Exercise prompt:
Set the data down again, exactly as it reads, but without the pictures.

==========

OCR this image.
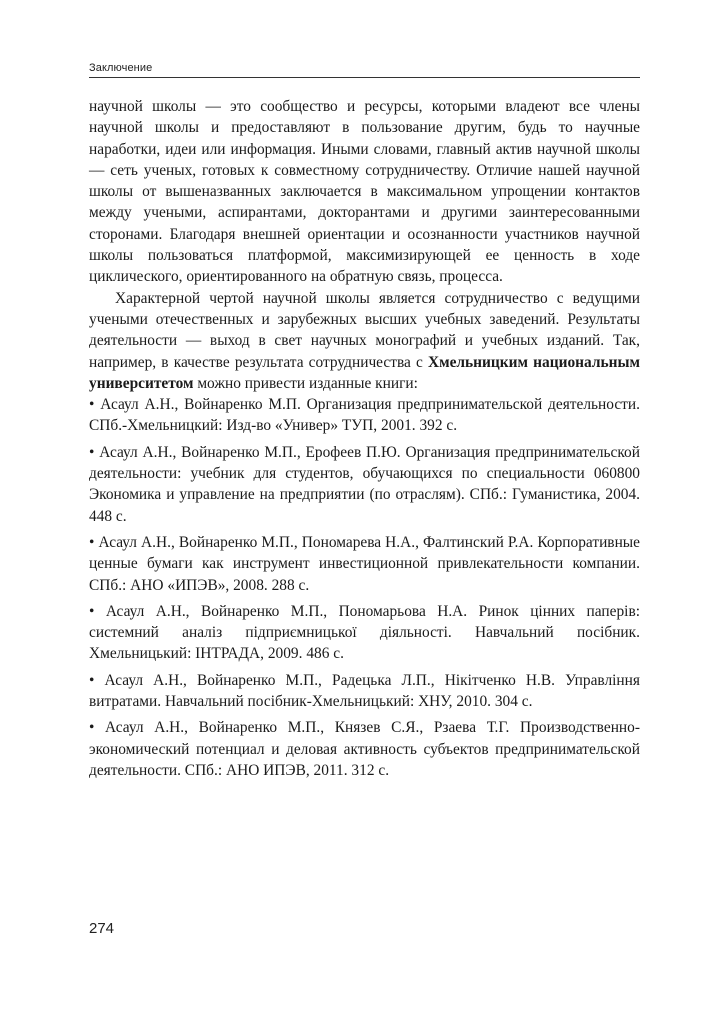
Заключение

научной школы — это сообщество и ресурсы, которыми владеют все члены научной школы и предоставляют в пользование другим, будь то научные наработки, идеи или информация. Иными словами, главный актив научной школы — сеть ученых, готовых к совместному сотрудничеству. Отличие нашей научной школы от вышеназванных заключается в максимальном упрощении контактов между учеными, аспирантами, докторантами и другими заинтересованными сторонами. Благодаря внешней ориентации и осознанности участников научной школы пользоваться платформой, максимизирующей ее ценность в ходе циклического, ориентированного на обратную связь, процесса.

Характерной чертой научной школы является сотрудничество с ведущими учеными отечественных и зарубежных высших учебных заведений. Результаты деятельности — выход в свет научных монографий и учебных изданий. Так, например, в качестве результата сотрудничества с Хмельницким национальным университетом можно привести изданные книги:

• Асаул А.Н., Войнаренко М.П. Организация предпринимательской деятельности. СПб.-Хмельницкий: Изд-во «Универ» ТУП, 2001. 392 с.

• Асаул А.Н., Войнаренко М.П., Ерофеев П.Ю. Организация предпринимательской деятельности: учебник для студентов, обучающихся по специальности 060800 Экономика и управление на предприятии (по отраслям). СПб.: Гуманистика, 2004. 448 с.

• Асаул А.Н., Войнаренко М.П., Пономарева Н.А., Фалтинский Р.А. Корпоративные ценные бумаги как инструмент инвестиционной привлекательности компании. СПб.: АНО «ИПЭВ», 2008. 288 с.

• Асаул А.Н., Войнаренко М.П., Пономарьова Н.А. Ринок цінних паперів: системний аналіз підприємницької діяльності. Навчальний посібник. Хмельницький: ІНТРАДА, 2009. 486 с.

• Асаул А.Н., Войнаренко М.П., Радецька Л.П., Нікітченко Н.В. Управління витратами. Навчальний посібник-Хмельницький: ХНУ, 2010. 304 с.

• Асаул А.Н., Войнаренко М.П., Князев С.Я., Рзаева Т.Г. Производственно-экономический потенциал и деловая активность субъектов предпринимательской деятельности. СПб.: АНО ИПЭВ, 2011. 312 с.

274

==========

Task output:
OCR this image.
Заключение

научной школы — это сообщество и ресурсы, которыми владеют все члены научной школы и предоставляют в пользование другим, будь то научные наработки, идеи или информация. Иными словами, главный актив научной школы — сеть ученых, готовых к совместному сотрудничеству. Отличие нашей научной школы от вышеназванных заключается в максимальном упрощении контактов между учеными, аспирантами, докторантами и другими заинтересованными сторонами. Благодаря внешней ориентации и осознанности участников научной школы пользоваться платформой, максимизирующей ее ценность в ходе циклического, ориентированного на обратную связь, процесса.

Характерной чертой научной школы является сотрудничество с ведущими учеными отечественных и зарубежных высших учебных заведений. Результаты деятельности — выход в свет научных монографий и учебных изданий. Так, например, в качестве результата сотрудничества с Хмельницким национальным университетом можно привести изданные книги:

• Асаул А.Н., Войнаренко М.П. Организация предпринимательской деятельности. СПб.-Хмельницкий: Изд-во «Универ» ТУП, 2001. 392 с.

• Асаул А.Н., Войнаренко М.П., Ерофеев П.Ю. Организация предпринимательской деятельности: учебник для студентов, обучающихся по специальности 060800 Экономика и управление на предприятии (по отраслям). СПб.: Гуманистика, 2004. 448 с.

• Асаул А.Н., Войнаренко М.П., Пономарева Н.А., Фалтинский Р.А. Корпоративные ценные бумаги как инструмент инвестиционной привлекательности компании. СПб.: АНО «ИПЭВ», 2008. 288 с.

• Асаул А.Н., Войнаренко М.П., Пономарьова Н.А. Ринок цінних паперів: системний аналіз підприємницької діяльності. Навчальний посібник. Хмельницький: ІНТРАДА, 2009. 486 с.

• Асаул А.Н., Войнаренко М.П., Радецька Л.П., Нікітченко Н.В. Управління витратами. Навчальний посібник-Хмельницький: ХНУ, 2010. 304 с.

• Асаул А.Н., Войнаренко М.П., Князев С.Я., Рзаева Т.Г. Производственно-экономический потенциал и деловая активность субъектов предпринимательской деятельности. СПб.: АНО ИПЭВ, 2011. 312 с.

274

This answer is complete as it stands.